## start DATA EXTRACT
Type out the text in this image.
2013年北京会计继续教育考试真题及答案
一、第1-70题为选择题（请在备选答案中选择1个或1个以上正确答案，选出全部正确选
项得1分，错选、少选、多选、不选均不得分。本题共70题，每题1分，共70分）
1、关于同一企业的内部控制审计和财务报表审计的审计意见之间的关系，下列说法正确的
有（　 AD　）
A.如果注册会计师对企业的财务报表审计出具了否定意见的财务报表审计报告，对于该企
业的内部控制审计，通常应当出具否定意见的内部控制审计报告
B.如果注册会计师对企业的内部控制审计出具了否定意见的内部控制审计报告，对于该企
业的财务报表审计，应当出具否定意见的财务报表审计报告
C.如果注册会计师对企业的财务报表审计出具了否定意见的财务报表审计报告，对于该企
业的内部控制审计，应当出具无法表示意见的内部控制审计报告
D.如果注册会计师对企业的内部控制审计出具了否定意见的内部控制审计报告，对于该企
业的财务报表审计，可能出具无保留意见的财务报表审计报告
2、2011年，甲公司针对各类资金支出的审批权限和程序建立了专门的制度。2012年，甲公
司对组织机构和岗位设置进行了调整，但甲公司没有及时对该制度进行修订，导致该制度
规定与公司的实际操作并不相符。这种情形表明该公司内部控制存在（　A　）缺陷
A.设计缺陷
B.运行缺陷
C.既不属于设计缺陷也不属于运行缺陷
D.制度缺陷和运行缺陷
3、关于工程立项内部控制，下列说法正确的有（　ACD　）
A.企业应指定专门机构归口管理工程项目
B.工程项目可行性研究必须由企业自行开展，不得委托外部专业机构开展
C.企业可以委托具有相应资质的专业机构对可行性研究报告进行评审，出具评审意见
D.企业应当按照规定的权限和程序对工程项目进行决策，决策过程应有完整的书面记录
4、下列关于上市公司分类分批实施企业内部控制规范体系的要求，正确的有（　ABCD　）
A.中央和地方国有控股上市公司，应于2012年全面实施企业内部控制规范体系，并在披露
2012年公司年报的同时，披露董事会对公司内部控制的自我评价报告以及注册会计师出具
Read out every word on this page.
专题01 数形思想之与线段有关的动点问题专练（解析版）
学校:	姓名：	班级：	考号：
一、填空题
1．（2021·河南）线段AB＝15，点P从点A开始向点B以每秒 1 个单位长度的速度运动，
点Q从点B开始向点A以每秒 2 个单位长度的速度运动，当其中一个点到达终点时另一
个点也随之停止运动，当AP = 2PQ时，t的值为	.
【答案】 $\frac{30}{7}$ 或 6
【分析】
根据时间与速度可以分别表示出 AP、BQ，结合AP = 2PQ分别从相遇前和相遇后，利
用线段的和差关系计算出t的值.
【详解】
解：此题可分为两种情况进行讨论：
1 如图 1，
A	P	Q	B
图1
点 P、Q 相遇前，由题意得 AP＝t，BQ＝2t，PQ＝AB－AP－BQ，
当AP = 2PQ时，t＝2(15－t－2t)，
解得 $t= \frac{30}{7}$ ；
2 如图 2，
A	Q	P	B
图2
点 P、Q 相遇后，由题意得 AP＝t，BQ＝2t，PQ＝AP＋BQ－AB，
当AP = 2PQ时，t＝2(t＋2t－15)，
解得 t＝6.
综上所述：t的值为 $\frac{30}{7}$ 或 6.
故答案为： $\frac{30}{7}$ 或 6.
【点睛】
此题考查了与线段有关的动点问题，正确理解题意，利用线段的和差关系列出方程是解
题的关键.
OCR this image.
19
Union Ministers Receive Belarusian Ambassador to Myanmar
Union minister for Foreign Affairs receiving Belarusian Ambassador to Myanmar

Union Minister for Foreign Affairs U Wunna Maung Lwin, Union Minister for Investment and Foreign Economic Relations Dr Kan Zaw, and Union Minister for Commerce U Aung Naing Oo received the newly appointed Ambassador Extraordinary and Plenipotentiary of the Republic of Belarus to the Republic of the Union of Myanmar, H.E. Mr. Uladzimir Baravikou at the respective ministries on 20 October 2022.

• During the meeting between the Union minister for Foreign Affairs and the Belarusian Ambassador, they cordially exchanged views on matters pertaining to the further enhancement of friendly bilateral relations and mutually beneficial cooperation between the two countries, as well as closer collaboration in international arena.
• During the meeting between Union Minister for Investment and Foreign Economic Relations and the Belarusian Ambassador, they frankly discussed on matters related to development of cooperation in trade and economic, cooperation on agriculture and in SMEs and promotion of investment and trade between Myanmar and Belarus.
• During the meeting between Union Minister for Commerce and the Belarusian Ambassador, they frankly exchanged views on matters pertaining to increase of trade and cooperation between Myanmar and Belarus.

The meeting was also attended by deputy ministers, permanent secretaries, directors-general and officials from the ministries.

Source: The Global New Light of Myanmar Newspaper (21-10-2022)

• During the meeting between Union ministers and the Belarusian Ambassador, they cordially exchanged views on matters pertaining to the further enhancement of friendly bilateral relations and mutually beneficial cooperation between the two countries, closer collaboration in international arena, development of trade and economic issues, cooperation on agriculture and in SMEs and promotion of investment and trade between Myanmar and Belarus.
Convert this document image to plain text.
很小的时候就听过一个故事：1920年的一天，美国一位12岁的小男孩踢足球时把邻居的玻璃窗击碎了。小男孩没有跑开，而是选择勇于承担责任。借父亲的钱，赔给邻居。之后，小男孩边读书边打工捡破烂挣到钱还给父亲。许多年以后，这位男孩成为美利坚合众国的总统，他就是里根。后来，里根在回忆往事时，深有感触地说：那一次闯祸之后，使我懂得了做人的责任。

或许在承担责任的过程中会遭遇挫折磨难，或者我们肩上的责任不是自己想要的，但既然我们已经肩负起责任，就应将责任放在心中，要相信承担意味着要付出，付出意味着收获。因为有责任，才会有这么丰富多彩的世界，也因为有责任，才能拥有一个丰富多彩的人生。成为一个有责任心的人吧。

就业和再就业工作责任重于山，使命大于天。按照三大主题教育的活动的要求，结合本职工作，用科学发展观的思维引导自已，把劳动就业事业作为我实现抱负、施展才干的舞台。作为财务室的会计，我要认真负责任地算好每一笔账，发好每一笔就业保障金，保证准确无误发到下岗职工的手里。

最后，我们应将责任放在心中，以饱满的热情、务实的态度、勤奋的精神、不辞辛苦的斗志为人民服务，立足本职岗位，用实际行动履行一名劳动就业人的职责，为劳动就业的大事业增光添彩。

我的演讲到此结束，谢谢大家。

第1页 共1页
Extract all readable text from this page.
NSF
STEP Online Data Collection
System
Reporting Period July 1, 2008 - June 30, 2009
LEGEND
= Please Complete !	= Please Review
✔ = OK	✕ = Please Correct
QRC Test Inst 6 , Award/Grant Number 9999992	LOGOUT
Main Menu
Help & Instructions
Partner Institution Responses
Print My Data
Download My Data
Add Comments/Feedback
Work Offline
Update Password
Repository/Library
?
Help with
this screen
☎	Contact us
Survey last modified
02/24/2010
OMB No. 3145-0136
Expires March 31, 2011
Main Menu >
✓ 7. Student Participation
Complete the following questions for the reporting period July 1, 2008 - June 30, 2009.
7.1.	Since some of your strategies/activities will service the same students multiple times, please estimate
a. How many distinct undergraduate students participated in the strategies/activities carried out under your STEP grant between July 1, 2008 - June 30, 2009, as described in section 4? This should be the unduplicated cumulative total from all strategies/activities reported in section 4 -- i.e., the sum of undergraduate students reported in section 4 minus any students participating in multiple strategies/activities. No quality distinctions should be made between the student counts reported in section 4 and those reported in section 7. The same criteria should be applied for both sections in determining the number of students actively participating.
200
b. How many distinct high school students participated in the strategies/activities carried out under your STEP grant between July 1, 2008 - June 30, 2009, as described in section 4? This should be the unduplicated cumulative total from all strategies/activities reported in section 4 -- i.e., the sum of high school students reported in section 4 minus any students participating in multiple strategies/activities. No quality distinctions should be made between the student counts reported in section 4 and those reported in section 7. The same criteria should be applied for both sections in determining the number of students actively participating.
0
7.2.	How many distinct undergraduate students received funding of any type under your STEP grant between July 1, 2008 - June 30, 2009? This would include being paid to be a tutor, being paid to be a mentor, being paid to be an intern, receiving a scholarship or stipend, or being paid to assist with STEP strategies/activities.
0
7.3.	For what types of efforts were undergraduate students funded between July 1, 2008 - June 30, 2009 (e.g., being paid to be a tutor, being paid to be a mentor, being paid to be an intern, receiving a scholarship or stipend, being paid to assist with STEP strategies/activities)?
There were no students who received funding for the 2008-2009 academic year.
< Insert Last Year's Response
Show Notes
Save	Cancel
## end DATA EXTRACT
Copy every line of the records above that holds the word "stipend".

### FULL ANSWER
7.2.	How many distinct undergraduate students received funding of any type under your STEP grant between July 1, 2008 - June 30, 2009? This would include being paid to be a tutor, being paid to be a mentor, being paid to be an intern, receiving a scholarship or stipend, or being paid to assist with STEP strategies/activities.
7.3.	For what types of efforts were undergraduate students funded between July 1, 2008 - June 30, 2009 (e.g., being paid to be a tutor, being paid to be a mentor, being paid to be an intern, receiving a scholarship or stipend, being paid to assist with STEP strategies/activities)?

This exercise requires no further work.